REQUIRED WORK: Present every line in which the string "text" appears.

ENTRIES PROVIDED:

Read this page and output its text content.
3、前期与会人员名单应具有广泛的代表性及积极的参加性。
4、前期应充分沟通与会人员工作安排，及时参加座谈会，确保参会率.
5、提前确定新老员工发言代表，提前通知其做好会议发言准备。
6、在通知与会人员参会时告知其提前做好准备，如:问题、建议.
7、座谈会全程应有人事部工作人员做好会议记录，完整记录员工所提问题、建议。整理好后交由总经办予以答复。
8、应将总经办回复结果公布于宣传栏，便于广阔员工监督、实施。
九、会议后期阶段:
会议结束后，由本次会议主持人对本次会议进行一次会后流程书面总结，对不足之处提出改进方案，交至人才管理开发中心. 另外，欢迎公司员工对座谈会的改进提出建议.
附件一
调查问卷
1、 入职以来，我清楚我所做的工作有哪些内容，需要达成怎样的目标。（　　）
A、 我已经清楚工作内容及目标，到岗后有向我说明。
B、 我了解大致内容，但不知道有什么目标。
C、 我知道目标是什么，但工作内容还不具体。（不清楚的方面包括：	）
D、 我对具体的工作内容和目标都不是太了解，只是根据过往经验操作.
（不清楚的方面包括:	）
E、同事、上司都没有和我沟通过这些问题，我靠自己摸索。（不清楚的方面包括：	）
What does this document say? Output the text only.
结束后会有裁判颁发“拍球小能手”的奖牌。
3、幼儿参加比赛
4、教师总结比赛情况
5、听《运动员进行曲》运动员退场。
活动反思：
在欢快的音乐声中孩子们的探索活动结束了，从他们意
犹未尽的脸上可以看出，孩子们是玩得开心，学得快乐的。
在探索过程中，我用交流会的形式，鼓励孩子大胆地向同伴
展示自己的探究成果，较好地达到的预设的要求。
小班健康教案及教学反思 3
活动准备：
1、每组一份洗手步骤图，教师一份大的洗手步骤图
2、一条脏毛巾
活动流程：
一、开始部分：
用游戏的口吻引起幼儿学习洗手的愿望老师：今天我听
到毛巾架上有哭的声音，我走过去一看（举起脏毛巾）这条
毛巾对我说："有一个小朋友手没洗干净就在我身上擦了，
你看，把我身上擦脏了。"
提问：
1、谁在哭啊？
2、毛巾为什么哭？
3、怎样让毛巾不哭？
==
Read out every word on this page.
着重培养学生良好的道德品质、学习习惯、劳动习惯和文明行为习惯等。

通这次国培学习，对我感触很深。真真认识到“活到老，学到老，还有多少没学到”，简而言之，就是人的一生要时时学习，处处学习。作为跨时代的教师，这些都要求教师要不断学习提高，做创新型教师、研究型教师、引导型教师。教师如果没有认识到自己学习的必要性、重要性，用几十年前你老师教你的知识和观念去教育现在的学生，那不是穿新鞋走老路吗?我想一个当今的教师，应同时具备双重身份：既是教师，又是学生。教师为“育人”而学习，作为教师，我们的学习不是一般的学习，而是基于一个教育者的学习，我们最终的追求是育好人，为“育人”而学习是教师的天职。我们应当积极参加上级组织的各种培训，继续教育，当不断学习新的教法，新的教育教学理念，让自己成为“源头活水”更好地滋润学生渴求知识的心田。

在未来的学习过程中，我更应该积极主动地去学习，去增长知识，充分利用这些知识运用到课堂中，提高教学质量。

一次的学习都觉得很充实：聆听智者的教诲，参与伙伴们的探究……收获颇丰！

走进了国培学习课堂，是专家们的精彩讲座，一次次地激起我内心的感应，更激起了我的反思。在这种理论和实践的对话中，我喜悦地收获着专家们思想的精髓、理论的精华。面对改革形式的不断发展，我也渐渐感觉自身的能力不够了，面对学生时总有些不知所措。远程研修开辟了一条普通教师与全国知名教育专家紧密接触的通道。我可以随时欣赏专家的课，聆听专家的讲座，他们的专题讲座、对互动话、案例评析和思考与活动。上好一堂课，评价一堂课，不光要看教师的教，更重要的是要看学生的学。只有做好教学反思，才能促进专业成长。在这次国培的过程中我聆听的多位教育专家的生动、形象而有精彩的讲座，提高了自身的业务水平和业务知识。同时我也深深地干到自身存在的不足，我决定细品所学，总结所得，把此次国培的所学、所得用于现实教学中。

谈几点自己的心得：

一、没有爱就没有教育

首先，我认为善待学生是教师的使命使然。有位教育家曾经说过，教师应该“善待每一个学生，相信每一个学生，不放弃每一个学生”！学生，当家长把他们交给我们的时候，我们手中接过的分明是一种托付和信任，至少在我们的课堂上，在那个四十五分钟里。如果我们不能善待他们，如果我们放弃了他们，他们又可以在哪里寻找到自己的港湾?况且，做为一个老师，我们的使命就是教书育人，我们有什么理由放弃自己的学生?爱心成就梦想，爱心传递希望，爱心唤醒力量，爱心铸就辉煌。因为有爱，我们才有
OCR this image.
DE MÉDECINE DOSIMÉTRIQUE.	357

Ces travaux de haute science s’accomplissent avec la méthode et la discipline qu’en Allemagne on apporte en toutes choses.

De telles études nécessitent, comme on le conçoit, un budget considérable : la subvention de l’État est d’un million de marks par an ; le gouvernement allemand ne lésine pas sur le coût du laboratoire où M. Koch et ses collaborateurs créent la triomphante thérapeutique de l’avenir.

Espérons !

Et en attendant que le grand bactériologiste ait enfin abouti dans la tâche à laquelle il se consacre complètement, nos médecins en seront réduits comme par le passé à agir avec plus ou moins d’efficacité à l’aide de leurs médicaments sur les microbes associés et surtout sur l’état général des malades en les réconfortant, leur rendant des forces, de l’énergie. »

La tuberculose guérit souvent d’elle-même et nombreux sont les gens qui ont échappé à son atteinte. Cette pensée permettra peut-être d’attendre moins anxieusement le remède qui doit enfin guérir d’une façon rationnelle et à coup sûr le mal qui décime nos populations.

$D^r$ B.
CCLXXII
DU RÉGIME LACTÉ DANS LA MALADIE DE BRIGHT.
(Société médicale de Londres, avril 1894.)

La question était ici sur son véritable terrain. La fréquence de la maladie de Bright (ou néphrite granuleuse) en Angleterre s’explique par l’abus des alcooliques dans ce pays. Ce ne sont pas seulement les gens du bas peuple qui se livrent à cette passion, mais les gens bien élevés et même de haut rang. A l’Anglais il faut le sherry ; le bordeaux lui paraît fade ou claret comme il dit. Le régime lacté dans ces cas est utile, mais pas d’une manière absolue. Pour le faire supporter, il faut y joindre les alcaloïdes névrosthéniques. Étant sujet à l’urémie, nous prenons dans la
...
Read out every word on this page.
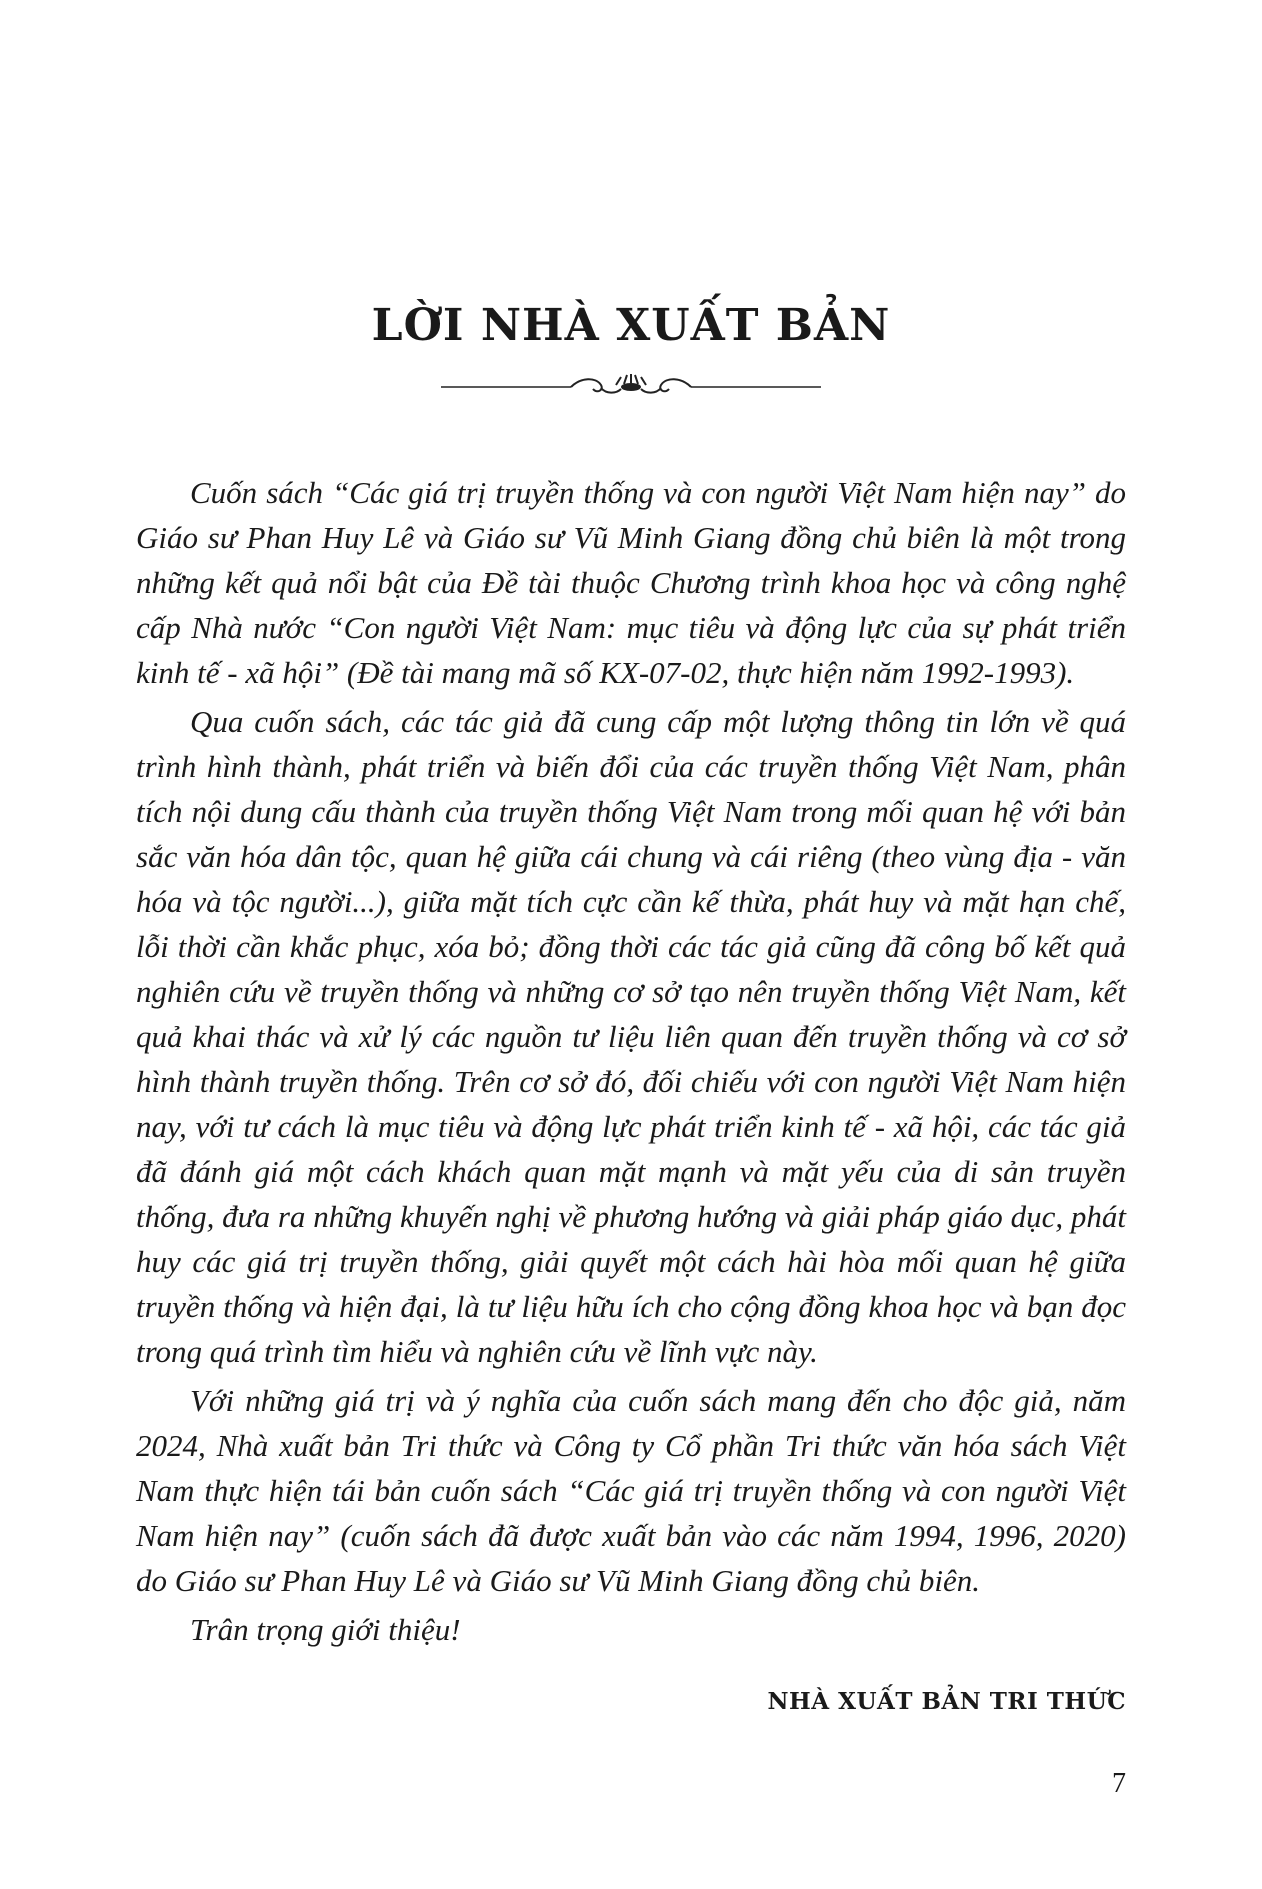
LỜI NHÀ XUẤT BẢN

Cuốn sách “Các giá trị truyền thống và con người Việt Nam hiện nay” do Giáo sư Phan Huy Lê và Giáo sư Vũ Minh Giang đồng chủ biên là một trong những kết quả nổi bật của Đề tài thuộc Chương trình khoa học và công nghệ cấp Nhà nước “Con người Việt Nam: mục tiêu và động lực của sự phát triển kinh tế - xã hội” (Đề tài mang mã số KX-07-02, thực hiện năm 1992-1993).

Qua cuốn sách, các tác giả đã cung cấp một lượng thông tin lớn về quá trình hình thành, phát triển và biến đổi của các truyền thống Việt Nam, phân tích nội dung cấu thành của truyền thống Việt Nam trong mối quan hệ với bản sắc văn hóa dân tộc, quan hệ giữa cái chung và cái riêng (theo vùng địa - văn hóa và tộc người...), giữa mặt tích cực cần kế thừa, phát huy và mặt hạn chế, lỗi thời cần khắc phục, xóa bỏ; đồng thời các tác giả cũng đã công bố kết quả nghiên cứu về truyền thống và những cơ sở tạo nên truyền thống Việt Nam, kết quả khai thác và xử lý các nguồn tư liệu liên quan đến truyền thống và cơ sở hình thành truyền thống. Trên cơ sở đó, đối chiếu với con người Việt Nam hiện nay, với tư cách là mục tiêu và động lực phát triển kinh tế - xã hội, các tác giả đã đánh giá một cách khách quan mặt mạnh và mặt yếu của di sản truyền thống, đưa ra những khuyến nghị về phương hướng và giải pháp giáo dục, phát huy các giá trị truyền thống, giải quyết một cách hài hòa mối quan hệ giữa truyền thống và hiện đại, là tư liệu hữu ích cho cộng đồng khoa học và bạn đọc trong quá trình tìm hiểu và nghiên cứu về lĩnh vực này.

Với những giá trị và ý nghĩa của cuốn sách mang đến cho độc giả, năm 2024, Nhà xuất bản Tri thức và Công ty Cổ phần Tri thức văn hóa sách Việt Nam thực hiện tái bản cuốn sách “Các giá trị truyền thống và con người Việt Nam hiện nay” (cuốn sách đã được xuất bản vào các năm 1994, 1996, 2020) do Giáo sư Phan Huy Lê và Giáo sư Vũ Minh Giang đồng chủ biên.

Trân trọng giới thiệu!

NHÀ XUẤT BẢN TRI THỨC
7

RESPONSE FOR THIS EXERCISE:
Read this page and output its text content.
What does this document say? Output the text only.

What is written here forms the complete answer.